**Record extracts:**
== == ==
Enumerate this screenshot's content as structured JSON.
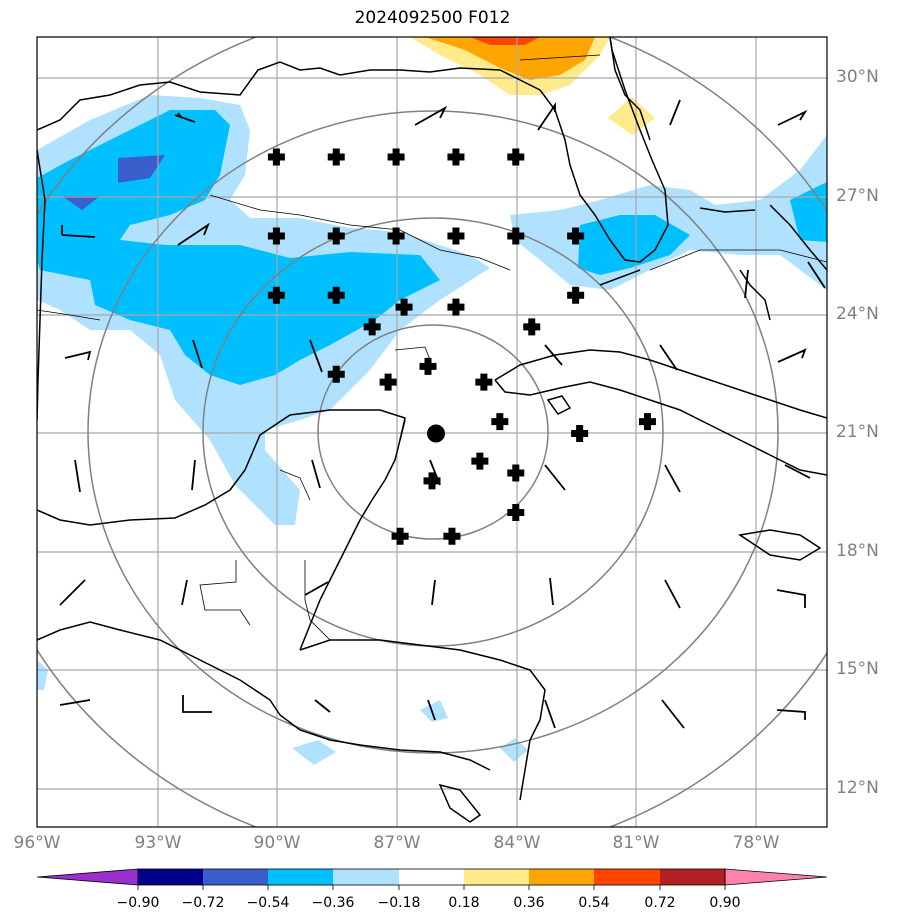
{
  "title": "2024092500 F012",
  "lat_labels": [
    "30°N",
    "27°N",
    "24°N",
    "21°N",
    "18°N",
    "15°N",
    "12°N"
  ],
  "lon_labels": [
    "96°W",
    "93°W",
    "90°W",
    "87°W",
    "84°W",
    "81°W",
    "78°W"
  ],
  "colorbar": {
    "ticks": [
      "−0.90",
      "−0.72",
      "−0.54",
      "−0.36",
      "−0.18",
      "0.18",
      "0.36",
      "0.54",
      "0.72",
      "0.90"
    ],
    "colors": [
      "#9b30d0",
      "#00008b",
      "#3a5fcd",
      "#00bfff",
      "#b0e2ff",
      "#ffffff",
      "#ffeb8c",
      "#ffa500",
      "#ff4500",
      "#b22222",
      "#ff82ab"
    ]
  },
  "center_marker": {
    "lat": 21.0,
    "lon": -86.0
  },
  "ensemble_markers": [
    {
      "lat": 28.0,
      "lon": -90.0
    },
    {
      "lat": 28.0,
      "lon": -88.5
    },
    {
      "lat": 28.0,
      "lon": -87.0
    },
    {
      "lat": 28.0,
      "lon": -85.5
    },
    {
      "lat": 28.0,
      "lon": -84.0
    },
    {
      "lat": 26.0,
      "lon": -90.0
    },
    {
      "lat": 26.0,
      "lon": -88.5
    },
    {
      "lat": 26.0,
      "lon": -87.0
    },
    {
      "lat": 26.0,
      "lon": -85.5
    },
    {
      "lat": 26.0,
      "lon": -84.0
    },
    {
      "lat": 26.0,
      "lon": -82.5
    },
    {
      "lat": 24.5,
      "lon": -90.0
    },
    {
      "lat": 24.5,
      "lon": -88.5
    },
    {
      "lat": 24.5,
      "lon": -82.5
    },
    {
      "lat": 24.2,
      "lon": -86.8
    },
    {
      "lat": 24.2,
      "lon": -85.5
    },
    {
      "lat": 23.7,
      "lon": -87.6
    },
    {
      "lat": 23.7,
      "lon": -83.6
    },
    {
      "lat": 22.7,
      "lon": -86.2
    },
    {
      "lat": 22.5,
      "lon": -88.5
    },
    {
      "lat": 22.3,
      "lon": -87.2
    },
    {
      "lat": 22.3,
      "lon": -84.8
    },
    {
      "lat": 21.3,
      "lon": -84.4
    },
    {
      "lat": 21.0,
      "lon": -82.4
    },
    {
      "lat": 21.3,
      "lon": -80.7
    },
    {
      "lat": 20.3,
      "lon": -84.9
    },
    {
      "lat": 20.0,
      "lon": -84.0
    },
    {
      "lat": 19.8,
      "lon": -86.1
    },
    {
      "lat": 19.0,
      "lon": -84.0
    },
    {
      "lat": 18.4,
      "lon": -86.9
    },
    {
      "lat": 18.4,
      "lon": -85.6
    }
  ]
}
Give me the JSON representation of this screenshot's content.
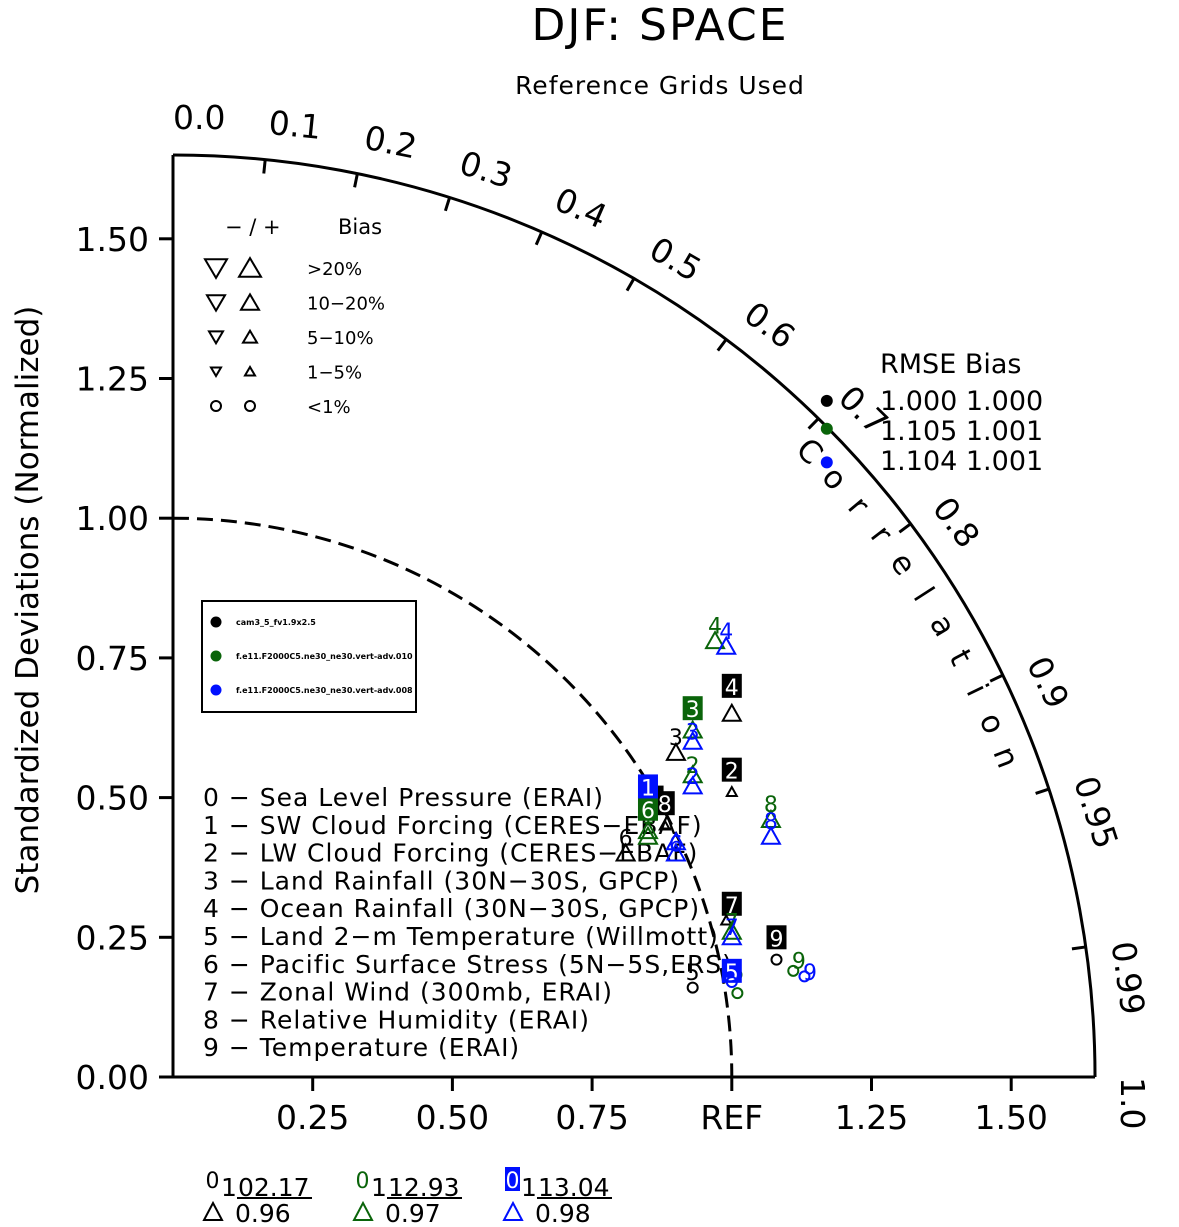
{
  "title": "DJF: SPACE",
  "subtitle": "Reference Grids Used",
  "colors": {
    "black": "#000000",
    "green": "#0a640a",
    "blue": "#0010ff"
  },
  "chart_data": {
    "type": "scatter",
    "kind": "taylor-diagram",
    "title": "DJF: SPACE",
    "subtitle": "Reference Grids Used",
    "ylabel": "Standardized Deviations (Normalized)",
    "arc_label": "Correlation",
    "ylim": [
      0,
      1.65
    ],
    "xlim": [
      0,
      1.65
    ],
    "y_ticks": [
      "0.00",
      "0.25",
      "0.50",
      "0.75",
      "1.00",
      "1.25",
      "1.50"
    ],
    "x_ticks": [
      "0.25",
      "0.50",
      "0.75",
      "REF",
      "1.25",
      "1.50"
    ],
    "corr_ticks": [
      "0.0",
      "0.1",
      "0.2",
      "0.3",
      "0.4",
      "0.5",
      "0.6",
      "0.7",
      "0.8",
      "0.9",
      "0.95",
      "0.99",
      "1.0"
    ],
    "bias_legend": {
      "header": [
        "− / +",
        "Bias"
      ],
      "rows": [
        ">20%",
        "10−20%",
        "5−10%",
        "1−5%",
        "<1%"
      ]
    },
    "rmse_legend": {
      "header": "RMSE  Bias",
      "rows": [
        {
          "series": 0,
          "text": "1.000 1.000"
        },
        {
          "series": 1,
          "text": "1.105 1.001"
        },
        {
          "series": 2,
          "text": "1.104 1.001"
        }
      ]
    },
    "series": [
      {
        "name": "cam3_5_fv1.9x2.5",
        "color": "#000000"
      },
      {
        "name": "f.e11.F2000C5.ne30_ne30.vert-adv.010",
        "color": "#0a640a"
      },
      {
        "name": "f.e11.F2000C5.ne30_ne30.vert-adv.008",
        "color": "#0010ff"
      }
    ],
    "variables": [
      "0 − Sea Level Pressure (ERAI)",
      "1 − SW Cloud Forcing (CERES−EBAF)",
      "2 − LW Cloud Forcing (CERES−EBAF)",
      "3 − Land Rainfall (30N−30S, GPCP)",
      "4 − Ocean Rainfall (30N−30S, GPCP)",
      "5 − Land 2−m Temperature (Willmott)",
      "6 − Pacific Surface Stress (5N−5S,ERS)",
      "7 − Zonal Wind (300mb, ERAI)",
      "8 − Relative Humidity (ERAI)",
      "9 − Temperature (ERAI)"
    ],
    "points": [
      {
        "series": 0,
        "var": "1",
        "x": 0.86,
        "y": 0.5,
        "style": "box",
        "marker": "circle"
      },
      {
        "series": 0,
        "var": "2",
        "x": 1.0,
        "y": 0.55,
        "style": "box",
        "marker": "tri-up-sm",
        "mx": 1.0,
        "my": 0.51
      },
      {
        "series": 0,
        "var": "3",
        "x": 0.9,
        "y": 0.61,
        "style": "plain",
        "marker": "tri-up",
        "mx": 0.9,
        "my": 0.58
      },
      {
        "series": 0,
        "var": "4",
        "x": 1.0,
        "y": 0.7,
        "style": "box",
        "marker": "tri-up",
        "mx": 1.0,
        "my": 0.65
      },
      {
        "series": 0,
        "var": "5",
        "x": 0.93,
        "y": 0.19,
        "style": "plain",
        "marker": "circle",
        "mx": 0.93,
        "my": 0.16
      },
      {
        "series": 0,
        "var": "6",
        "x": 0.81,
        "y": 0.43,
        "style": "plain",
        "marker": "tri-up",
        "mx": 0.81,
        "my": 0.4
      },
      {
        "series": 0,
        "var": "7",
        "x": 1.0,
        "y": 0.31,
        "style": "box",
        "marker": "tri-up-sm",
        "mx": 0.99,
        "my": 0.28
      },
      {
        "series": 0,
        "var": "8",
        "x": 0.88,
        "y": 0.49,
        "style": "box",
        "marker": "tri-up-sm",
        "mx": 0.88,
        "my": 0.45
      },
      {
        "series": 0,
        "var": "9",
        "x": 1.08,
        "y": 0.25,
        "style": "box",
        "marker": "circle",
        "mx": 1.08,
        "my": 0.21
      },
      {
        "series": 1,
        "var": "1",
        "x": 0.85,
        "y": 0.47,
        "style": "plain",
        "marker": "tri-up",
        "mx": 0.85,
        "my": 0.43
      },
      {
        "series": 1,
        "var": "2",
        "x": 0.93,
        "y": 0.56,
        "style": "plain",
        "marker": "tri-up",
        "mx": 0.93,
        "my": 0.54
      },
      {
        "series": 1,
        "var": "3",
        "x": 0.93,
        "y": 0.66,
        "style": "box",
        "marker": "tri-up",
        "mx": 0.93,
        "my": 0.62
      },
      {
        "series": 1,
        "var": "4",
        "x": 0.97,
        "y": 0.81,
        "style": "plain",
        "marker": "tri-up",
        "mx": 0.97,
        "my": 0.78
      },
      {
        "series": 1,
        "var": "5",
        "x": 1.01,
        "y": 0.19,
        "style": "plain",
        "marker": "circle",
        "mx": 1.01,
        "my": 0.15
      },
      {
        "series": 1,
        "var": "6",
        "x": 0.85,
        "y": 0.48,
        "style": "box",
        "marker": "tri-up",
        "mx": 0.85,
        "my": 0.44
      },
      {
        "series": 1,
        "var": "7",
        "x": 1.0,
        "y": 0.28,
        "style": "plain",
        "marker": "tri-up",
        "mx": 1.0,
        "my": 0.26
      },
      {
        "series": 1,
        "var": "8",
        "x": 1.07,
        "y": 0.49,
        "style": "plain",
        "marker": "tri-up",
        "mx": 1.07,
        "my": 0.46
      },
      {
        "series": 1,
        "var": "9",
        "x": 1.12,
        "y": 0.21,
        "style": "plain",
        "marker": "circle",
        "mx": 1.11,
        "my": 0.19
      },
      {
        "series": 2,
        "var": "1",
        "x": 0.85,
        "y": 0.52,
        "style": "box",
        "marker": "tri-up",
        "mx": 0.9,
        "my": 0.42
      },
      {
        "series": 2,
        "var": "2",
        "x": 0.93,
        "y": 0.54,
        "style": "plain",
        "marker": "tri-up",
        "mx": 0.93,
        "my": 0.52
      },
      {
        "series": 2,
        "var": "3",
        "x": 0.93,
        "y": 0.62,
        "style": "plain",
        "marker": "tri-up",
        "mx": 0.93,
        "my": 0.6
      },
      {
        "series": 2,
        "var": "4",
        "x": 0.99,
        "y": 0.8,
        "style": "plain",
        "marker": "tri-up",
        "mx": 0.99,
        "my": 0.77
      },
      {
        "series": 2,
        "var": "5",
        "x": 1.0,
        "y": 0.19,
        "style": "box",
        "marker": "circle",
        "mx": 1.0,
        "my": 0.17
      },
      {
        "series": 2,
        "var": "6",
        "x": 0.9,
        "y": 0.42,
        "style": "plain",
        "marker": "tri-up",
        "mx": 0.9,
        "my": 0.4
      },
      {
        "series": 2,
        "var": "7",
        "x": 1.0,
        "y": 0.27,
        "style": "plain",
        "marker": "tri-up",
        "mx": 1.0,
        "my": 0.25
      },
      {
        "series": 2,
        "var": "8",
        "x": 1.07,
        "y": 0.46,
        "style": "plain",
        "marker": "tri-up",
        "mx": 1.07,
        "my": 0.43
      },
      {
        "series": 2,
        "var": "9",
        "x": 1.14,
        "y": 0.19,
        "style": "plain",
        "marker": "circle",
        "mx": 1.13,
        "my": 0.18
      }
    ],
    "ref_points": [
      {
        "series": 0,
        "x": 1.17,
        "y": 1.21
      },
      {
        "series": 1,
        "x": 1.17,
        "y": 1.16
      },
      {
        "series": 2,
        "x": 1.17,
        "y": 1.1
      }
    ],
    "bottom_stats": [
      {
        "series": 0,
        "idx": "0",
        "n": "1",
        "v1": "02.17",
        "v2": "0.96"
      },
      {
        "series": 1,
        "idx": "0",
        "n": "1",
        "v1": "12.93",
        "v2": "0.97"
      },
      {
        "series": 2,
        "idx": "0",
        "n": "1",
        "v1": "13.04",
        "v2": "0.98"
      }
    ]
  }
}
== == ==
**What you need to do:**
Filter the records above and return every line that holds the word "Land".

**Expected answer:**
      "3 − Land Rainfall (30N−30S, GPCP)",
      "5 − Land 2−m Temperature (Willmott)",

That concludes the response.